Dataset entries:
* Begin *
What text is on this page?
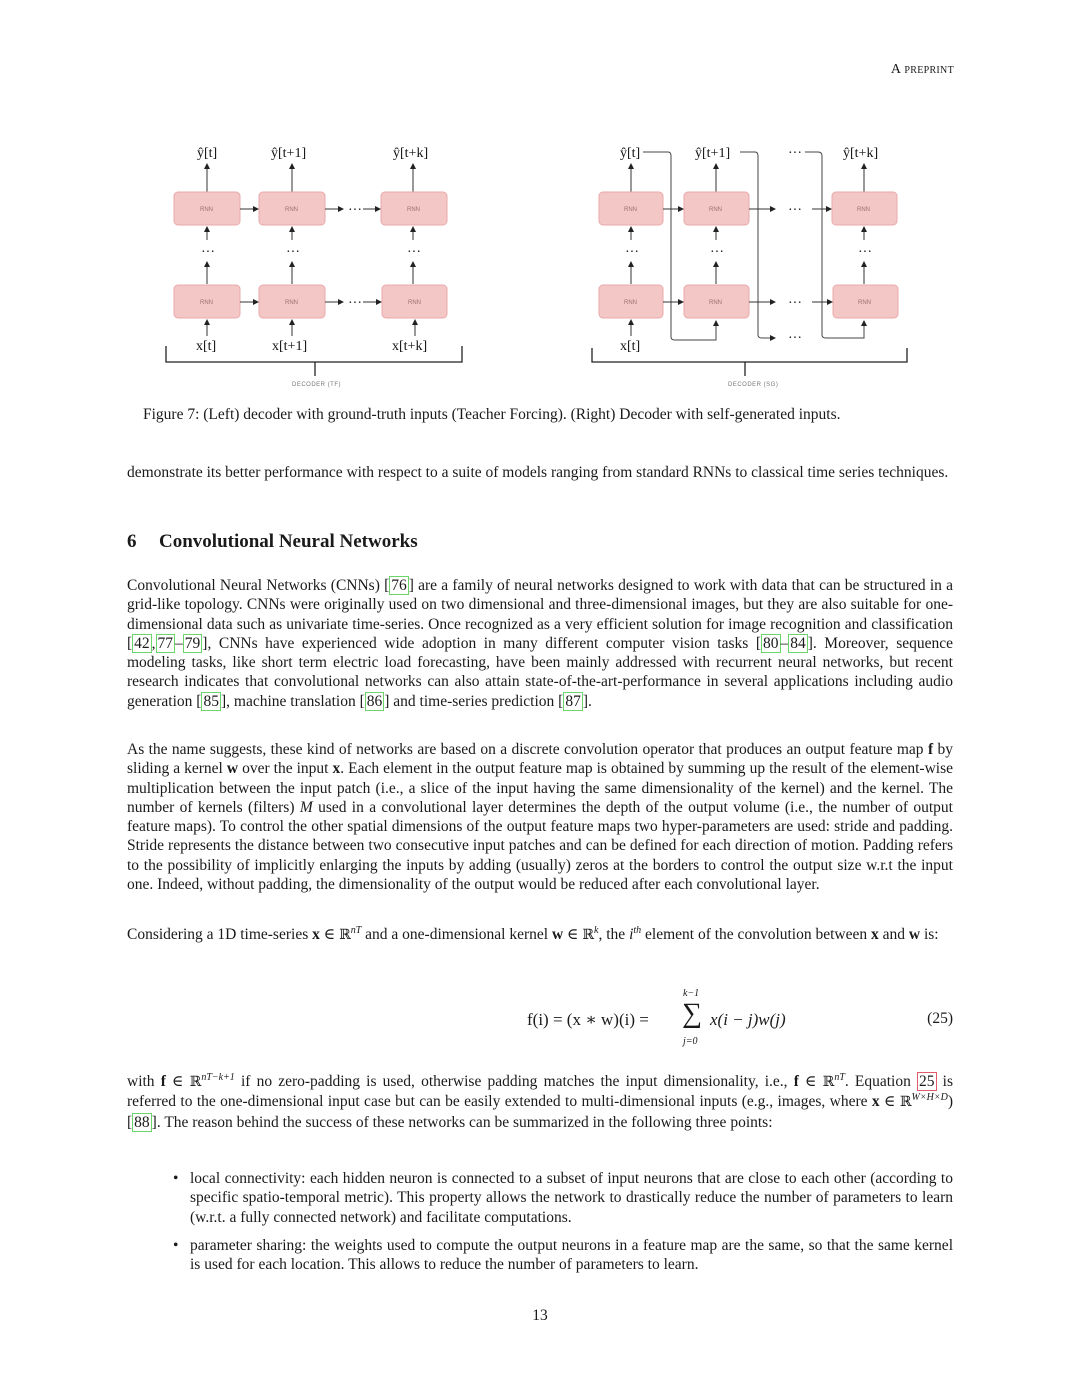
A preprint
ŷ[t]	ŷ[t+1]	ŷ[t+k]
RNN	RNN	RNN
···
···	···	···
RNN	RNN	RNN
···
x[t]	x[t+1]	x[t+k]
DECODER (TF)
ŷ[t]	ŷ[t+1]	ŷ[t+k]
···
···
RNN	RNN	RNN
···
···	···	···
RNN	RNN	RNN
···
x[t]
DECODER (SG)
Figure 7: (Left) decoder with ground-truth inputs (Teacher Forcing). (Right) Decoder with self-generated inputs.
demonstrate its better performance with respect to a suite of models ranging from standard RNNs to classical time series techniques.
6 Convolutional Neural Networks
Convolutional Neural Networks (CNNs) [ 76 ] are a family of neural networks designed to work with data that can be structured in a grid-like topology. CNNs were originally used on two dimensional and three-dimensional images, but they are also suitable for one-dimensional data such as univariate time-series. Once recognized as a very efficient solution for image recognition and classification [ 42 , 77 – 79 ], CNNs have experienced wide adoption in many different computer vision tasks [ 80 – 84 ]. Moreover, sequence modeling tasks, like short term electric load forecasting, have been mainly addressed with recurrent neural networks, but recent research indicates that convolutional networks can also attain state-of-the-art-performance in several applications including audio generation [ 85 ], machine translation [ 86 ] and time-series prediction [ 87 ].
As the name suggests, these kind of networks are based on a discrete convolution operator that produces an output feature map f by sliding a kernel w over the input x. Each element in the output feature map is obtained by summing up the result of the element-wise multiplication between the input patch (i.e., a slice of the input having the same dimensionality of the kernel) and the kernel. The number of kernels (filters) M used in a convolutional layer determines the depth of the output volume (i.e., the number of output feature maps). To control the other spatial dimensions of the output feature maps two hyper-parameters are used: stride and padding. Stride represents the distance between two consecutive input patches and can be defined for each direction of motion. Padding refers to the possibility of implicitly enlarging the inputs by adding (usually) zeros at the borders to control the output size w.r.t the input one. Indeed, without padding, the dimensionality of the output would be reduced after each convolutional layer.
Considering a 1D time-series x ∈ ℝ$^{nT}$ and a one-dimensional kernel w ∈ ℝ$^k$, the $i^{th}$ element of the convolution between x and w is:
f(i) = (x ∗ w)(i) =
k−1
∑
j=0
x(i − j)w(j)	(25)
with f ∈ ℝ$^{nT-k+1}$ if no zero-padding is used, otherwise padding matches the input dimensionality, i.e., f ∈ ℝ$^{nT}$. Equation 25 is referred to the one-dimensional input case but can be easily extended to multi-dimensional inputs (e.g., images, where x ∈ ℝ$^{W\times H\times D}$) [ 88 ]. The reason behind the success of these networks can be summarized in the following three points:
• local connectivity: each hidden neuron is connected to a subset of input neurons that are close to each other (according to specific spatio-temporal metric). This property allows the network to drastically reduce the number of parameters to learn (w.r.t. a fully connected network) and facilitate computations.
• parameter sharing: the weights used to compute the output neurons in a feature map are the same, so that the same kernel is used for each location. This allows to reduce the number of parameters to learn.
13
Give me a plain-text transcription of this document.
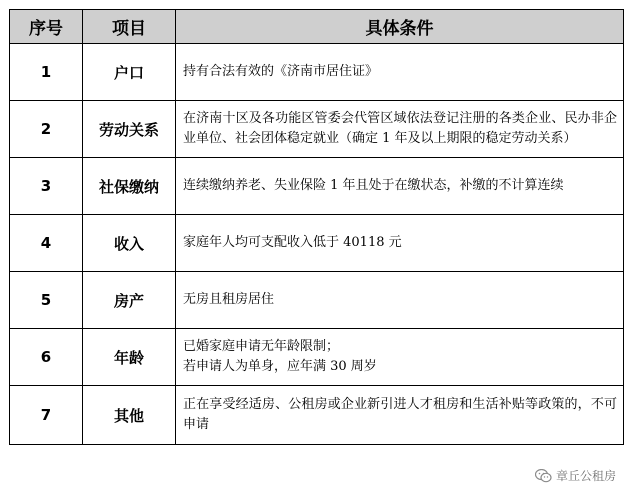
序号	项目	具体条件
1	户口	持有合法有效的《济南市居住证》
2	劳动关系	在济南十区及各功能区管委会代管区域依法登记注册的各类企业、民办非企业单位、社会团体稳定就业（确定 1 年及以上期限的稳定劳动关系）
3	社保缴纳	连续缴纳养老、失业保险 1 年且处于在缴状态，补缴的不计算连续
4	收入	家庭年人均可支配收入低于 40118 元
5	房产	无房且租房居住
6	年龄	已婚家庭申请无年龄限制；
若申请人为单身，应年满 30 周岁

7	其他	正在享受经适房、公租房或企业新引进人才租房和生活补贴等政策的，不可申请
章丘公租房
* End *
**Objective**
Without the pictures, restate all the entries above exactly.

**Result for this task**
What text is on this page?
A preprint
ŷ[t]	ŷ[t+1]	ŷ[t+k]
RNN	RNN	RNN
···
···	···	···
RNN	RNN	RNN
···
x[t]	x[t+1]	x[t+k]
DECODER (TF)
ŷ[t]	ŷ[t+1]	ŷ[t+k]
···
···
RNN	RNN	RNN
···
···	···	···
RNN	RNN	RNN
···
x[t]
DECODER (SG)
Figure 7: (Left) decoder with ground-truth inputs (Teacher Forcing). (Right) Decoder with self-generated inputs.
demonstrate its better performance with respect to a suite of models ranging from standard RNNs to classical time series techniques.
6 Convolutional Neural Networks
Convolutional Neural Networks (CNNs) [ 76 ] are a family of neural networks designed to work with data that can be structured in a grid-like topology. CNNs were originally used on two dimensional and three-dimensional images, but they are also suitable for one-dimensional data such as univariate time-series. Once recognized as a very efficient solution for image recognition and classification [ 42 , 77 – 79 ], CNNs have experienced wide adoption in many different computer vision tasks [ 80 – 84 ]. Moreover, sequence modeling tasks, like short term electric load forecasting, have been mainly addressed with recurrent neural networks, but recent research indicates that convolutional networks can also attain state-of-the-art-performance in several applications including audio generation [ 85 ], machine translation [ 86 ] and time-series prediction [ 87 ].
As the name suggests, these kind of networks are based on a discrete convolution operator that produces an output feature map f by sliding a kernel w over the input x. Each element in the output feature map is obtained by summing up the result of the element-wise multiplication between the input patch (i.e., a slice of the input having the same dimensionality of the kernel) and the kernel. The number of kernels (filters) M used in a convolutional layer determines the depth of the output volume (i.e., the number of output feature maps). To control the other spatial dimensions of the output feature maps two hyper-parameters are used: stride and padding. Stride represents the distance between two consecutive input patches and can be defined for each direction of motion. Padding refers to the possibility of implicitly enlarging the inputs by adding (usually) zeros at the borders to control the output size w.r.t the input one. Indeed, without padding, the dimensionality of the output would be reduced after each convolutional layer.
Considering a 1D time-series x ∈ ℝ$^{nT}$ and a one-dimensional kernel w ∈ ℝ$^k$, the $i^{th}$ element of the convolution between x and w is:
f(i) = (x ∗ w)(i) =
k−1
∑
j=0
x(i − j)w(j)	(25)
with f ∈ ℝ$^{nT-k+1}$ if no zero-padding is used, otherwise padding matches the input dimensionality, i.e., f ∈ ℝ$^{nT}$. Equation 25 is referred to the one-dimensional input case but can be easily extended to multi-dimensional inputs (e.g., images, where x ∈ ℝ$^{W\times H\times D}$) [ 88 ]. The reason behind the success of these networks can be summarized in the following three points:
• local connectivity: each hidden neuron is connected to a subset of input neurons that are close to each other (according to specific spatio-temporal metric). This property allows the network to drastically reduce the number of parameters to learn (w.r.t. a fully connected network) and facilitate computations.
• parameter sharing: the weights used to compute the output neurons in a feature map are the same, so that the same kernel is used for each location. This allows to reduce the number of parameters to learn.
13
Give me a plain-text transcription of this document.
序号	项目	具体条件
1	户口	持有合法有效的《济南市居住证》
2	劳动关系	在济南十区及各功能区管委会代管区域依法登记注册的各类企业、民办非企业单位、社会团体稳定就业（确定 1 年及以上期限的稳定劳动关系）
3	社保缴纳	连续缴纳养老、失业保险 1 年且处于在缴状态，补缴的不计算连续
4	收入	家庭年人均可支配收入低于 40118 元
5	房产	无房且租房居住
6	年龄	已婚家庭申请无年龄限制；
若申请人为单身，应年满 30 周岁

7	其他	正在享受经适房、公租房或企业新引进人才租房和生活补贴等政策的，不可申请
章丘公租房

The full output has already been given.